● Exercise description
Return each line of the records holding the string "PRINT".
··· Data for the task ···
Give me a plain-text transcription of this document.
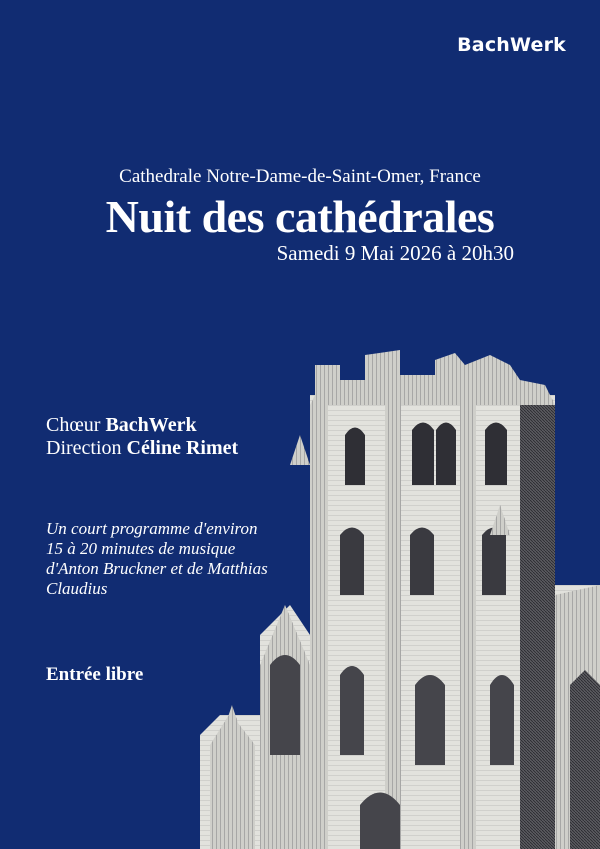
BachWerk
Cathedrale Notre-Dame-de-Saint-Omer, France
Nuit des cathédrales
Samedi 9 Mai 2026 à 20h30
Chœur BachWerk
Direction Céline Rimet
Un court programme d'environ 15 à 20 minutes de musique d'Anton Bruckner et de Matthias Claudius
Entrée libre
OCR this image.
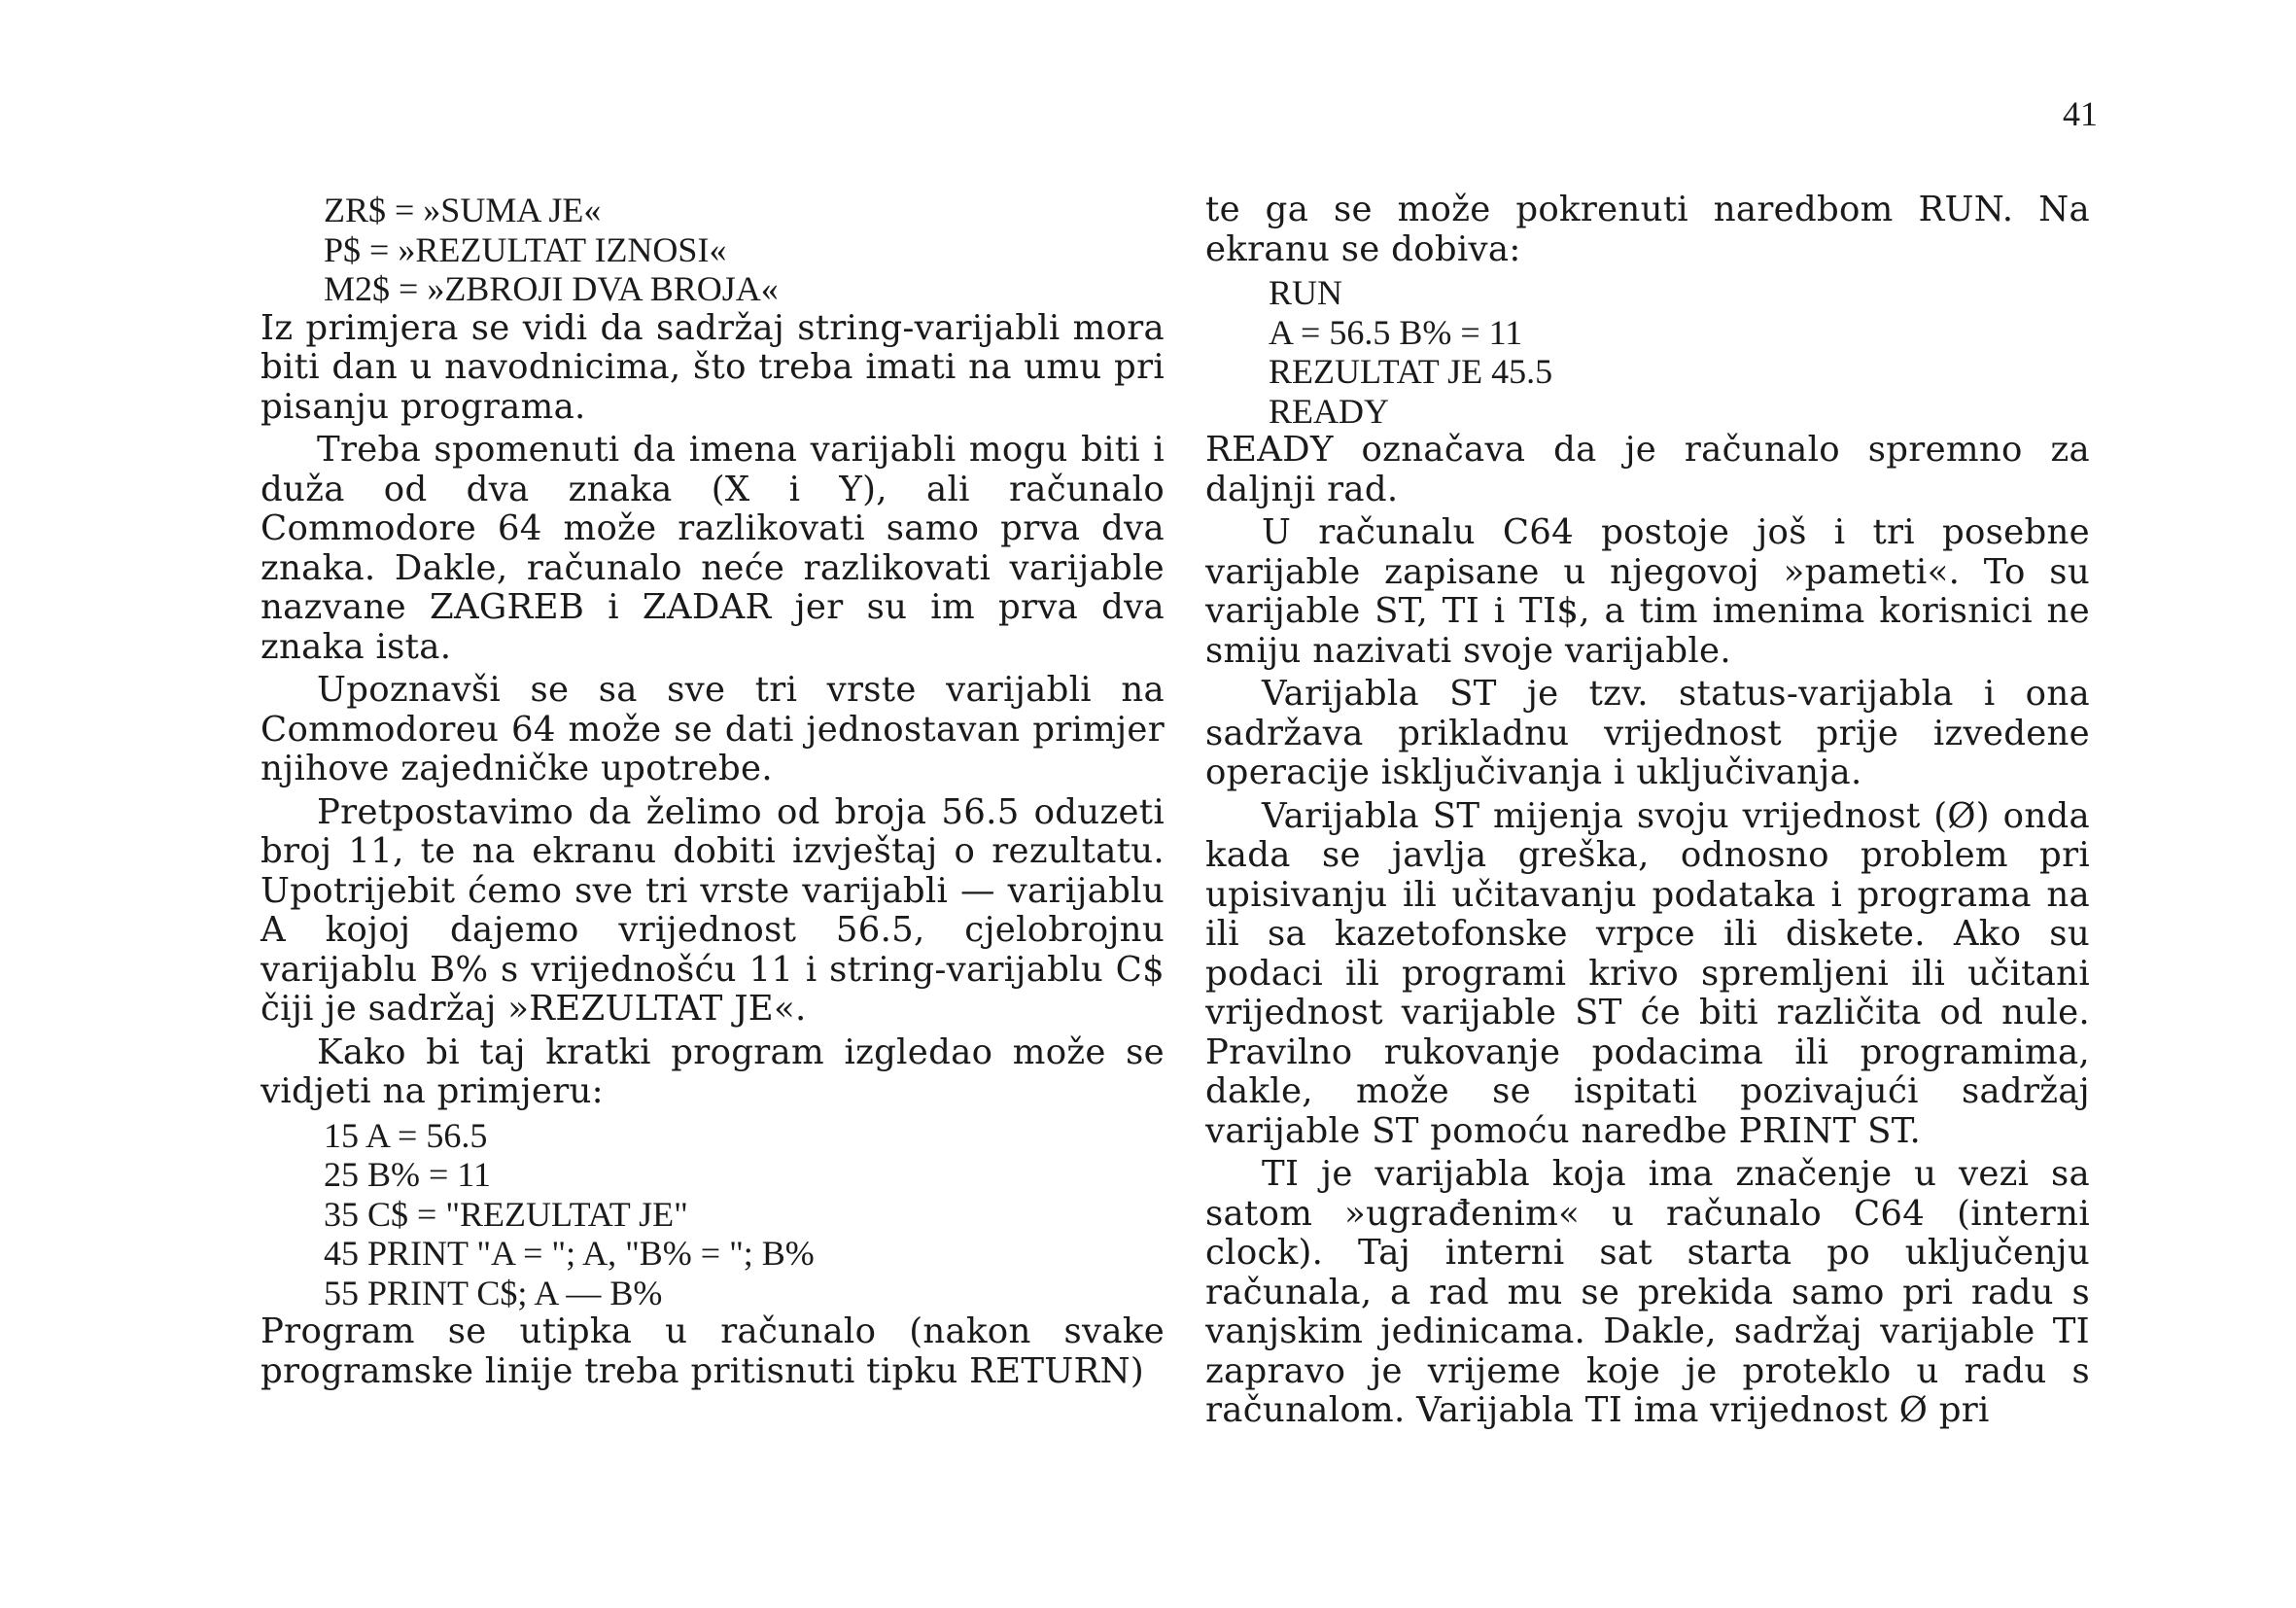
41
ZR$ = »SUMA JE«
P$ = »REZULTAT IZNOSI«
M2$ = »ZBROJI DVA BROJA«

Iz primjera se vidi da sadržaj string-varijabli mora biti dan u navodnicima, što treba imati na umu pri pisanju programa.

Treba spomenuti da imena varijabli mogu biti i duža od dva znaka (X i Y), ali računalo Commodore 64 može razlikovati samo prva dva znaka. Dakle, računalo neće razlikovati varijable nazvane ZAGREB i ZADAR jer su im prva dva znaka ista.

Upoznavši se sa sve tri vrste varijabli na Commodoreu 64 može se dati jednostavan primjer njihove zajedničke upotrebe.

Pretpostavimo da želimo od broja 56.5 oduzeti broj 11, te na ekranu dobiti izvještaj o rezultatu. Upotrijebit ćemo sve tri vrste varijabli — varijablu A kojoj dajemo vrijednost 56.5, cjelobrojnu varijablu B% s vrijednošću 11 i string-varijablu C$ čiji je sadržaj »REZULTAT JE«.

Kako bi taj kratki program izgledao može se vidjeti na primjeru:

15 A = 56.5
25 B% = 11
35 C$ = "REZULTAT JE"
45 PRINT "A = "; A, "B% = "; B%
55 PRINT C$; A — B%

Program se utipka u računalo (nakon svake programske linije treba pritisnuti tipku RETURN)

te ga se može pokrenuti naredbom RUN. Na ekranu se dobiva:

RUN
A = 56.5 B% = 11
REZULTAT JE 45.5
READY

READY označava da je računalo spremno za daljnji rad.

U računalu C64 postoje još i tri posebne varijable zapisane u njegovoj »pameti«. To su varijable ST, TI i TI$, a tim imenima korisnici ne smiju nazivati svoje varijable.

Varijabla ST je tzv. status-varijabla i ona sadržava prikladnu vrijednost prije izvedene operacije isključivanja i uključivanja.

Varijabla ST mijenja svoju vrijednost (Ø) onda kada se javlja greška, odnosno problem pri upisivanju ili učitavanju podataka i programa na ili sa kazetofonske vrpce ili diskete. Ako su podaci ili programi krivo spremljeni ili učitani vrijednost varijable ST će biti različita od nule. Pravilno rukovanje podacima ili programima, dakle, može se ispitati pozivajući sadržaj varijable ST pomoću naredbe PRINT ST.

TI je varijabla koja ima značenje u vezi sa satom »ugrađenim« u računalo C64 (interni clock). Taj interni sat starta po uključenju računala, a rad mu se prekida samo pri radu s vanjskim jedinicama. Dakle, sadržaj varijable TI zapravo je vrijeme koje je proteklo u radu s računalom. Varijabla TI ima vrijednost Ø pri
···
● In response
45 PRINT "A = "; A, "B% = "; B%
55 PRINT C$; A — B%
Varijabla ST mijenja svoju vrijednost (Ø) onda kada se javlja greška, odnosno problem pri upisivanju ili učitavanju podataka i programa na ili sa kazetofonske vrpce ili diskete. Ako su podaci ili programi krivo spremljeni ili učitani vrijednost varijable ST će biti različita od nule. Pravilno rukovanje podacima ili programima, dakle, može se ispitati pozivajući sadržaj varijable ST pomoću naredbe PRINT ST.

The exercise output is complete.